■ Provided material
>> START

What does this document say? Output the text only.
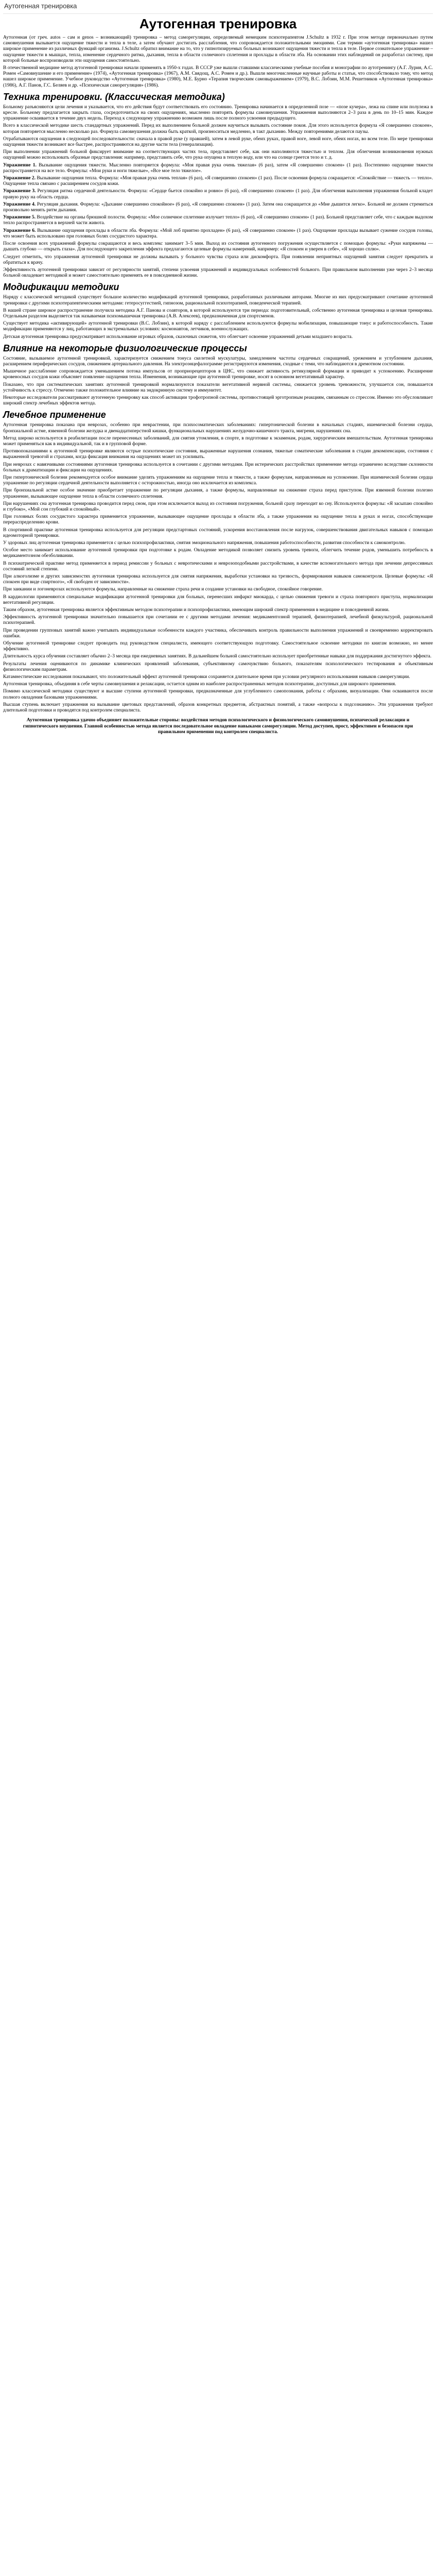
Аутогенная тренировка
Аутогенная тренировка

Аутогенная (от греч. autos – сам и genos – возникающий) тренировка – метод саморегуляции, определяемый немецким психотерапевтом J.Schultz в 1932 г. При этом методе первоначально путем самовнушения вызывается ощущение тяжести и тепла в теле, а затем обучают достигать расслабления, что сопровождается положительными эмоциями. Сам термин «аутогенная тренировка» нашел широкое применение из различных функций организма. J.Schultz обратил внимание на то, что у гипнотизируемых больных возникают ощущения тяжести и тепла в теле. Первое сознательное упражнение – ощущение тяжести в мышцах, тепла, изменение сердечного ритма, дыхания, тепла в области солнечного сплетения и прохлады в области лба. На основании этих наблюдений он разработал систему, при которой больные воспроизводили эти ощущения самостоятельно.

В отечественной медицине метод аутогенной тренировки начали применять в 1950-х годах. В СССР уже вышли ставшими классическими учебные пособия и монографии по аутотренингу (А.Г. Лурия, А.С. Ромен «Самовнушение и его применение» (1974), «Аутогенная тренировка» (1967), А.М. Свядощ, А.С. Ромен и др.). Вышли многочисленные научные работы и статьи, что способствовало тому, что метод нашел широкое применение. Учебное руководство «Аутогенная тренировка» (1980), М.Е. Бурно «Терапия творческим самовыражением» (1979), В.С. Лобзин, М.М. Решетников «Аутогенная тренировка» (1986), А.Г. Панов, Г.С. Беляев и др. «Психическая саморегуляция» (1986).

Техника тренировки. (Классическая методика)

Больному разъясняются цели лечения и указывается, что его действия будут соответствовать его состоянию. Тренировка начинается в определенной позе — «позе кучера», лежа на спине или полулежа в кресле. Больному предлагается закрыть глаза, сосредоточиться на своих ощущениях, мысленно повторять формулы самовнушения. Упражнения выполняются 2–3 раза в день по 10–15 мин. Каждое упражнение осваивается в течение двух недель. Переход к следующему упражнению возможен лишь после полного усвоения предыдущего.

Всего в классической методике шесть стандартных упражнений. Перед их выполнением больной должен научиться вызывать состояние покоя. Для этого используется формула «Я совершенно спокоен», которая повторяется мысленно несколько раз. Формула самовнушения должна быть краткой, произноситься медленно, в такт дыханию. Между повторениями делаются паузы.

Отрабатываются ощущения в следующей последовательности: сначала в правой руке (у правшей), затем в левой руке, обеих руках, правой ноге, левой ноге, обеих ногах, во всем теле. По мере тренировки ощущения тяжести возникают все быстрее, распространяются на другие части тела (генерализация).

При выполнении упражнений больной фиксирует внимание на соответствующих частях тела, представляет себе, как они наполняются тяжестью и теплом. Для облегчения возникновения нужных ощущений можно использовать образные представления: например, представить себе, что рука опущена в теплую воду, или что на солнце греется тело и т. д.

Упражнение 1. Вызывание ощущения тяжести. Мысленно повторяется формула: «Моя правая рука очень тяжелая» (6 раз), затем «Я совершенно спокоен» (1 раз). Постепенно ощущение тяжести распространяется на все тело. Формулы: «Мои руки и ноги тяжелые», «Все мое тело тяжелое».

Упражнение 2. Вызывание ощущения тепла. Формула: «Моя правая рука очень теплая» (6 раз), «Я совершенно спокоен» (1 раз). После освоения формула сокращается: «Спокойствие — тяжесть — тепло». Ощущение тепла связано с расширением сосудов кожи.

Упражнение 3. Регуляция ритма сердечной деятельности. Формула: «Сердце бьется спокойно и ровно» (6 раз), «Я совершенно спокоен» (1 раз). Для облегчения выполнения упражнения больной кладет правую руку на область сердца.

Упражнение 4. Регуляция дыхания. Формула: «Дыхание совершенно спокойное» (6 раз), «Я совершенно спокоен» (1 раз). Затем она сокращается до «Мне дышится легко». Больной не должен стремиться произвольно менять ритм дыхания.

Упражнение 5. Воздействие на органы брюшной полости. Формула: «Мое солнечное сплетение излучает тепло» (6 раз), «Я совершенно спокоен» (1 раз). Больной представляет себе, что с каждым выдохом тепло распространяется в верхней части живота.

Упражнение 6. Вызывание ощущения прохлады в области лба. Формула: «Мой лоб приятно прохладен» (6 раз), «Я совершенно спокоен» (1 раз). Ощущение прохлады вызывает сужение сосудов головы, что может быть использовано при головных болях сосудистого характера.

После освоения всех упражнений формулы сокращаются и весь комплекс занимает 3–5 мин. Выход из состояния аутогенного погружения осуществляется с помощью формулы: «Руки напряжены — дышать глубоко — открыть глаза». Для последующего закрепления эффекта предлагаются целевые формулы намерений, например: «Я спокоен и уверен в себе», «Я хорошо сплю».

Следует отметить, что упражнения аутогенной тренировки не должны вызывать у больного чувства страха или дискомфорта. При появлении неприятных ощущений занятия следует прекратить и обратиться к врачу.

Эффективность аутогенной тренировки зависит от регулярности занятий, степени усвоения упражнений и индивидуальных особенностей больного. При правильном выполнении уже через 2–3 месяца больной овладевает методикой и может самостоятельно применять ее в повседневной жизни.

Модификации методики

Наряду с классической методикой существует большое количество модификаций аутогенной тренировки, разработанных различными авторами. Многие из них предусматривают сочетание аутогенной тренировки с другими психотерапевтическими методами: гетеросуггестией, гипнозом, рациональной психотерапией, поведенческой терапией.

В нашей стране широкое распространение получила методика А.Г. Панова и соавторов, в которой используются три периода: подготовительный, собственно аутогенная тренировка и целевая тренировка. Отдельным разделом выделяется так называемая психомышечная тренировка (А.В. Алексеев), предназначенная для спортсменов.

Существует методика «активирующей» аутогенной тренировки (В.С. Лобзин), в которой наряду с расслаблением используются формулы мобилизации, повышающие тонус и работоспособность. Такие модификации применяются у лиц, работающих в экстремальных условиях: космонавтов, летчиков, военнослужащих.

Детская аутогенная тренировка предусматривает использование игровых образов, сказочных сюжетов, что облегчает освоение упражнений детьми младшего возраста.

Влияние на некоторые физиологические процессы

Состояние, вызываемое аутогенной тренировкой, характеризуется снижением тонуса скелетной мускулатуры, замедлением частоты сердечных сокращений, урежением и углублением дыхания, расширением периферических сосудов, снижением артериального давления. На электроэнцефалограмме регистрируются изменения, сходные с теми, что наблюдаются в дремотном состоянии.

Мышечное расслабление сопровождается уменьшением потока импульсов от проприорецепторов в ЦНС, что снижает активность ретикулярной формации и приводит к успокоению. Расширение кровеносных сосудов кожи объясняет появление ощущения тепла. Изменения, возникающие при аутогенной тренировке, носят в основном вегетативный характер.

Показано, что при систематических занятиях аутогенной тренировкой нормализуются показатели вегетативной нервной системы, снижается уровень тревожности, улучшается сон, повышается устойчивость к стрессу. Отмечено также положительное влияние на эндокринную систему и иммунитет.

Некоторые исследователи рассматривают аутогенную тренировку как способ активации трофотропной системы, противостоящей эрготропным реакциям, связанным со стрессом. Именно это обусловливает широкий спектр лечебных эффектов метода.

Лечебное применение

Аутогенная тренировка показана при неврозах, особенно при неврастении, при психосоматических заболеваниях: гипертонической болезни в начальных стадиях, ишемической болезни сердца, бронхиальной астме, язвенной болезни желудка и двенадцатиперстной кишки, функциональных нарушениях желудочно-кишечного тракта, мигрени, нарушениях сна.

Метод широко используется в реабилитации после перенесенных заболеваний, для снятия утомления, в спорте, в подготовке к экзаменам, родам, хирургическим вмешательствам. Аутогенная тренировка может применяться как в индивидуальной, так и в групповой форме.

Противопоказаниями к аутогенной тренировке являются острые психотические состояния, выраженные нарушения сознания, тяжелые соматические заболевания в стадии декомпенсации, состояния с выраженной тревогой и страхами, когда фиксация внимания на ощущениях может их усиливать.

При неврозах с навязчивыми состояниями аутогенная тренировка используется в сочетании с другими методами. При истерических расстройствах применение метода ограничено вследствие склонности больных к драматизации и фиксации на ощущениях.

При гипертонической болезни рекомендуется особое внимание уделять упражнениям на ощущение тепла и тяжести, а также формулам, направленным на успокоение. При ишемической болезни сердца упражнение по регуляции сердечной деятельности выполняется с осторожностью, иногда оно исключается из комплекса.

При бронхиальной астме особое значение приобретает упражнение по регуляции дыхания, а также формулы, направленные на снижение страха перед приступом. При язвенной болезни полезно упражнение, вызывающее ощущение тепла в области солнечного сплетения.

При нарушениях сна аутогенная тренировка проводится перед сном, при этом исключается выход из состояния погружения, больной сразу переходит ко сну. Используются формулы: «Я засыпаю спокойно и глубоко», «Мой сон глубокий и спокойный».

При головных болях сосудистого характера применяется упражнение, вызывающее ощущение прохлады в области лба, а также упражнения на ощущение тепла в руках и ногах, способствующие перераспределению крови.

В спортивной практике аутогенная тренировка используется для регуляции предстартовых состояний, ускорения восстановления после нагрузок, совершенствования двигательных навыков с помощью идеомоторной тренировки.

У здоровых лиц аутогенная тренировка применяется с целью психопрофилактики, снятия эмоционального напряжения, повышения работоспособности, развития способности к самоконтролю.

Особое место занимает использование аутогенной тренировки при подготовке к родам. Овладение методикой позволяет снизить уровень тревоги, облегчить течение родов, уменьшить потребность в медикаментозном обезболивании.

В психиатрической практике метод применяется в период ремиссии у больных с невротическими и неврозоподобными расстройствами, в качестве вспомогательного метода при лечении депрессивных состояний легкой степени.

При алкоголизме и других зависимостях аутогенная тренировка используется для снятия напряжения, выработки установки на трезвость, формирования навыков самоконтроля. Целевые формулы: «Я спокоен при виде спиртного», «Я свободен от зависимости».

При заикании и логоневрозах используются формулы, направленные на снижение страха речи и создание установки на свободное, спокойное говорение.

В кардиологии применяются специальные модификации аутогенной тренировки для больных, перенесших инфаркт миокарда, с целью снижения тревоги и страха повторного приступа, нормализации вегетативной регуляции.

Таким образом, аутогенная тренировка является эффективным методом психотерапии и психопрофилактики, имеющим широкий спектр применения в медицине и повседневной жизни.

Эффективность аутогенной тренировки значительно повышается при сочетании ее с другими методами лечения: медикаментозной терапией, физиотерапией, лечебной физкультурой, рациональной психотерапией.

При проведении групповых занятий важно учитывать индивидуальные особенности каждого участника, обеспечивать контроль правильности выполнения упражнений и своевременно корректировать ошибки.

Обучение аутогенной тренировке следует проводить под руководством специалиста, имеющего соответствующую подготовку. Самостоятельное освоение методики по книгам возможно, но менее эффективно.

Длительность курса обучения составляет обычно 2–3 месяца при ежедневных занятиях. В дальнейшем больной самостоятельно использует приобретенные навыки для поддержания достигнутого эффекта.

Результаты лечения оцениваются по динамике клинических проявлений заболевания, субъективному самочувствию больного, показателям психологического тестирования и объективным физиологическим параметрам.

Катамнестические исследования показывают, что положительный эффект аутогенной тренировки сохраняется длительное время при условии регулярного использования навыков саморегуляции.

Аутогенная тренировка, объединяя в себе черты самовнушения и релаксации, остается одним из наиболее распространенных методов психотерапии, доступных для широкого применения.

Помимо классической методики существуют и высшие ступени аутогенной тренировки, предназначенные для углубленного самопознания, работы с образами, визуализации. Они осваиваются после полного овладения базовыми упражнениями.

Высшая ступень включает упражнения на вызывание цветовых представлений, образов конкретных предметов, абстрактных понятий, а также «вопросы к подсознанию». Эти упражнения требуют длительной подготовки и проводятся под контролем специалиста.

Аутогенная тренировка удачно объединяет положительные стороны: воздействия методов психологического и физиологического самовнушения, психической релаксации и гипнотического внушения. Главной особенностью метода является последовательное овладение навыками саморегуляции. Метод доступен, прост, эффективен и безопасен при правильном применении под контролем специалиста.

>> END
>> START

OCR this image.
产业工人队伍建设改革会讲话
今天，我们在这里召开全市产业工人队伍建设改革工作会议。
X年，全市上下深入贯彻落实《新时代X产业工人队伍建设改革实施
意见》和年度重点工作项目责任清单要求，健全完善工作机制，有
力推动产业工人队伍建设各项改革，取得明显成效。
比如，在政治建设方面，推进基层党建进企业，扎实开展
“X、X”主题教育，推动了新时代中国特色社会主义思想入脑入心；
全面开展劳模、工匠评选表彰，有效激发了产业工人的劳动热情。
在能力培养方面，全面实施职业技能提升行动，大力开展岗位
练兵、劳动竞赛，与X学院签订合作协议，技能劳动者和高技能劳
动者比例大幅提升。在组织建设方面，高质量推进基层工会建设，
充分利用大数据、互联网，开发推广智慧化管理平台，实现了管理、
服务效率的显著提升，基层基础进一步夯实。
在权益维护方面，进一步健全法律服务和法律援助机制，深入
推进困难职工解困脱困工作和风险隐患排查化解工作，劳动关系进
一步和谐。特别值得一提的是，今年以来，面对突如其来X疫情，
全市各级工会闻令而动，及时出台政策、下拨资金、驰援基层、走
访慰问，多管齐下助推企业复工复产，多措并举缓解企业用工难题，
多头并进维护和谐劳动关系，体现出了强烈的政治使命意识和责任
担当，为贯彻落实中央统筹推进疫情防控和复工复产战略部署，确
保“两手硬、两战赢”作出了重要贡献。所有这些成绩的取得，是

>> END

■ Task statement
Give only the number of lines in the entries above that contain the string "ощущений".

■ Output for this exercise
2